Source data
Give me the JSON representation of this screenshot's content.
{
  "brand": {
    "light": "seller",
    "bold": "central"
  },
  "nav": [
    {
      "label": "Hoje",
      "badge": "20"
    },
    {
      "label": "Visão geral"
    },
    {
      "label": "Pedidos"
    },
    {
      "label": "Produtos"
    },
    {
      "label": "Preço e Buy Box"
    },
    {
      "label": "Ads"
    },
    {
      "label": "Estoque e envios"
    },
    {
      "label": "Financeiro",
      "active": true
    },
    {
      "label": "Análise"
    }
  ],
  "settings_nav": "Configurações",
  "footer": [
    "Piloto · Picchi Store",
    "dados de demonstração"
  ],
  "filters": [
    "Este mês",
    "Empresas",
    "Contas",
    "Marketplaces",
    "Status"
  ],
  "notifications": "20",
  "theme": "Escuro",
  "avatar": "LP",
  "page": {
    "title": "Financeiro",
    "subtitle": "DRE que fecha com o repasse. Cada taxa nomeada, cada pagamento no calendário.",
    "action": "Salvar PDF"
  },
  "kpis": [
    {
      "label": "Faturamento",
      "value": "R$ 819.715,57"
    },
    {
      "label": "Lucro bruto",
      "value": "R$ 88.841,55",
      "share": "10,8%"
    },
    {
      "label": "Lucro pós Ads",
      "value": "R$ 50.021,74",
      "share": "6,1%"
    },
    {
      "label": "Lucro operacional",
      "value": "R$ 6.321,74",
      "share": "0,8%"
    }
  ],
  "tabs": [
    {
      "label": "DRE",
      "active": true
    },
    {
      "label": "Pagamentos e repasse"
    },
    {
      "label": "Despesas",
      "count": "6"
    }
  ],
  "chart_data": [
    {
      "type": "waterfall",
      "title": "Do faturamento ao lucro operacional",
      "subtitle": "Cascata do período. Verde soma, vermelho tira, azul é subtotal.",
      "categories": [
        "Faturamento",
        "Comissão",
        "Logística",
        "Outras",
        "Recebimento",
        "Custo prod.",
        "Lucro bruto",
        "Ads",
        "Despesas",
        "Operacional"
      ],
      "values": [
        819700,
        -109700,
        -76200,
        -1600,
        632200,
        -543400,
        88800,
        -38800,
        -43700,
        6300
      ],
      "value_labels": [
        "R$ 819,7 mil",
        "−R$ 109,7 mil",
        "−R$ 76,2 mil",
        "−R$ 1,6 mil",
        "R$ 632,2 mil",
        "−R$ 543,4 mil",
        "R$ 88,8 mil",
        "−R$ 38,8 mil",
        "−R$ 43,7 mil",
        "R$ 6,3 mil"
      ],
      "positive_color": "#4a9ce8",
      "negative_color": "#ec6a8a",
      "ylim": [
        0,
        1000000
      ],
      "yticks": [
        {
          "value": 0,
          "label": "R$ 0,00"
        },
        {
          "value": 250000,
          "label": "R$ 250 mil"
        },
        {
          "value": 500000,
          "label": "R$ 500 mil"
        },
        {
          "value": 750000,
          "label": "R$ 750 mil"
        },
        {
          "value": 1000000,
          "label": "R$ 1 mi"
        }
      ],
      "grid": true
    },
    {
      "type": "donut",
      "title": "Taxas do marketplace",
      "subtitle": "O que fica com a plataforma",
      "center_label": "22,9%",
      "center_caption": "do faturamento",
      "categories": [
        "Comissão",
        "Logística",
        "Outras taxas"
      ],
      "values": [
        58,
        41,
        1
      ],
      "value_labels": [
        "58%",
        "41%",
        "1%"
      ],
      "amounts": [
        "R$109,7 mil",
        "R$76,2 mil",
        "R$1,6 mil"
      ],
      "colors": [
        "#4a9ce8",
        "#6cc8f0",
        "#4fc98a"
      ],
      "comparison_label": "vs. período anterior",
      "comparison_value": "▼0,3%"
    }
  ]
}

Your task
Copy out the whole listing exactly; please set it all down.

Result of the task
Give me the JSON representation of this screenshot's content.
{
  "brand": {
    "light": "seller",
    "bold": "central"
  },
  "nav": [
    {
      "label": "Hoje",
      "badge": "20"
    },
    {
      "label": "Visão geral"
    },
    {
      "label": "Pedidos"
    },
    {
      "label": "Produtos"
    },
    {
      "label": "Preço e Buy Box"
    },
    {
      "label": "Ads"
    },
    {
      "label": "Estoque e envios"
    },
    {
      "label": "Financeiro",
      "active": true
    },
    {
      "label": "Análise"
    }
  ],
  "settings_nav": "Configurações",
  "footer": [
    "Piloto · Picchi Store",
    "dados de demonstração"
  ],
  "filters": [
    "Este mês",
    "Empresas",
    "Contas",
    "Marketplaces",
    "Status"
  ],
  "notifications": "20",
  "theme": "Escuro",
  "avatar": "LP",
  "page": {
    "title": "Financeiro",
    "subtitle": "DRE que fecha com o repasse. Cada taxa nomeada, cada pagamento no calendário.",
    "action": "Salvar PDF"
  },
  "kpis": [
    {
      "label": "Faturamento",
      "value": "R$ 819.715,57"
    },
    {
      "label": "Lucro bruto",
      "value": "R$ 88.841,55",
      "share": "10,8%"
    },
    {
      "label": "Lucro pós Ads",
      "value": "R$ 50.021,74",
      "share": "6,1%"
    },
    {
      "label": "Lucro operacional",
      "value": "R$ 6.321,74",
      "share": "0,8%"
    }
  ],
  "tabs": [
    {
      "label": "DRE",
      "active": true
    },
    {
      "label": "Pagamentos e repasse"
    },
    {
      "label": "Despesas",
      "count": "6"
    }
  ],
  "chart_data": [
    {
      "type": "waterfall",
      "title": "Do faturamento ao lucro operacional",
      "subtitle": "Cascata do período. Verde soma, vermelho tira, azul é subtotal.",
      "categories": [
        "Faturamento",
        "Comissão",
        "Logística",
        "Outras",
        "Recebimento",
        "Custo prod.",
        "Lucro bruto",
        "Ads",
        "Despesas",
        "Operacional"
      ],
      "values": [
        819700,
        -109700,
        -76200,
        -1600,
        632200,
        -543400,
        88800,
        -38800,
        -43700,
        6300
      ],
      "value_labels": [
        "R$ 819,7 mil",
        "−R$ 109,7 mil",
        "−R$ 76,2 mil",
        "−R$ 1,6 mil",
        "R$ 632,2 mil",
        "−R$ 543,4 mil",
        "R$ 88,8 mil",
        "−R$ 38,8 mil",
        "−R$ 43,7 mil",
        "R$ 6,3 mil"
      ],
      "positive_color": "#4a9ce8",
      "negative_color": "#ec6a8a",
      "ylim": [
        0,
        1000000
      ],
      "yticks": [
        {
          "value": 0,
          "label": "R$ 0,00"
        },
        {
          "value": 250000,
          "label": "R$ 250 mil"
        },
        {
          "value": 500000,
          "label": "R$ 500 mil"
        },
        {
          "value": 750000,
          "label": "R$ 750 mil"
        },
        {
          "value": 1000000,
          "label": "R$ 1 mi"
        }
      ],
      "grid": true
    },
    {
      "type": "donut",
      "title": "Taxas do marketplace",
      "subtitle": "O que fica com a plataforma",
      "center_label": "22,9%",
      "center_caption": "do faturamento",
      "categories": [
        "Comissão",
        "Logística",
        "Outras taxas"
      ],
      "values": [
        58,
        41,
        1
      ],
      "value_labels": [
        "58%",
        "41%",
        "1%"
      ],
      "amounts": [
        "R$109,7 mil",
        "R$76,2 mil",
        "R$1,6 mil"
      ],
      "colors": [
        "#4a9ce8",
        "#6cc8f0",
        "#4fc98a"
      ],
      "comparison_label": "vs. período anterior",
      "comparison_value": "▼0,3%"
    }
  ]
}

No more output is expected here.